◆ **Page text**:
******************************

# Any baseball fans?



## saskredneck (Oct 19, 2010)

I found this pic in a box of old magazines I got. It's autographed. Anyone know who it is?


----------



## sneakygroundbuzzard (Nov 1, 2012)

Canseco,Jose


----------



## saskredneck (Oct 19, 2010)

its for sale.lol. i also found a backstreet boys autographed picture thats for sale too.


----------



## youngdon (Mar 10, 2010)

OK you just lost all credibility with me SRN...Backstreet boys...really...


----------



## saskredneck (Oct 19, 2010)

I'll sell as a package deal. Lol. I didn't even know what a backstreet boy was till the wife explained it to me. Lol.


----------



## 220swift (Mar 2, 2011)

:saywhat: BSBs really............................. :runforhills:


----------



## Rick Howard (Feb 25, 2012)

Lol is there a discount for taking both?


----------



## glenway (Mar 27, 2011)

Was the box in a dumpser? Seems like I tossed that stuff out years ago.


----------



## sneakygroundbuzzard (Nov 1, 2012)

well i have no respect for either of them

but it does occur to me that they both would make awesome 100 yd targets to check grouping with


----------



## sneakygroundbuzzard (Nov 1, 2012)

SG, once again you made me laugh out loud

im sorry but your definition of dreamy is waaaaaaay differant than mine


----------

******************************

◆ **Given data**:

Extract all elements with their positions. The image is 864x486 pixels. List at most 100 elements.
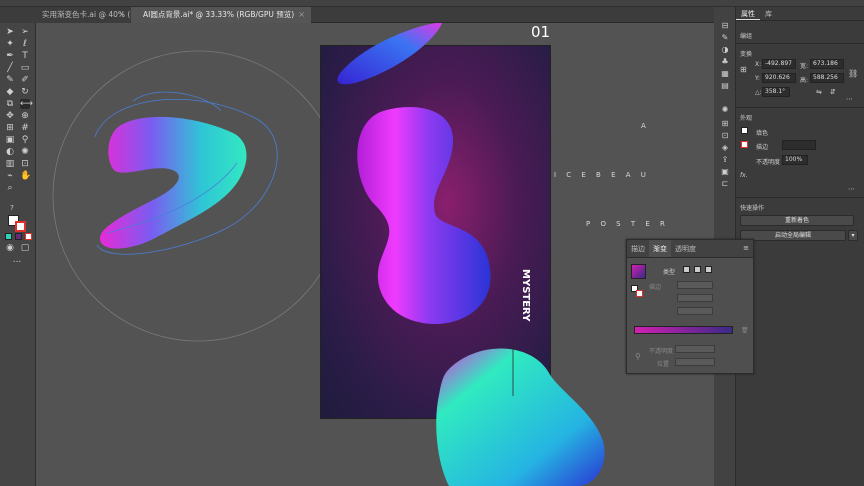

******************************

◆ **Tasks to perform**:
(A) Reproduce everything from "its for sale.lol." down to "me SRN...Backstreet boys...really..." in the baseball forum thread, word for word.
(B) Answer these from the baseball forum thread:
(i) Whose name is given for the person in the autographed picture?
(ii) What other autographed picture did saskredneck find?
(iii) Who explained to saskredneck what a backstreet boy was?

◆ **Final answers**:
(A)
its for sale.lol. i also found a backstreet boys autographed picture thats for sale too.


----------



## youngdon (Mar 10, 2010)

OK you just lost all credibility with me SRN...Backstreet boys...really...

(B)
(i) Jose Canseco
(ii) A Backstreet Boys picture
(iii) The wife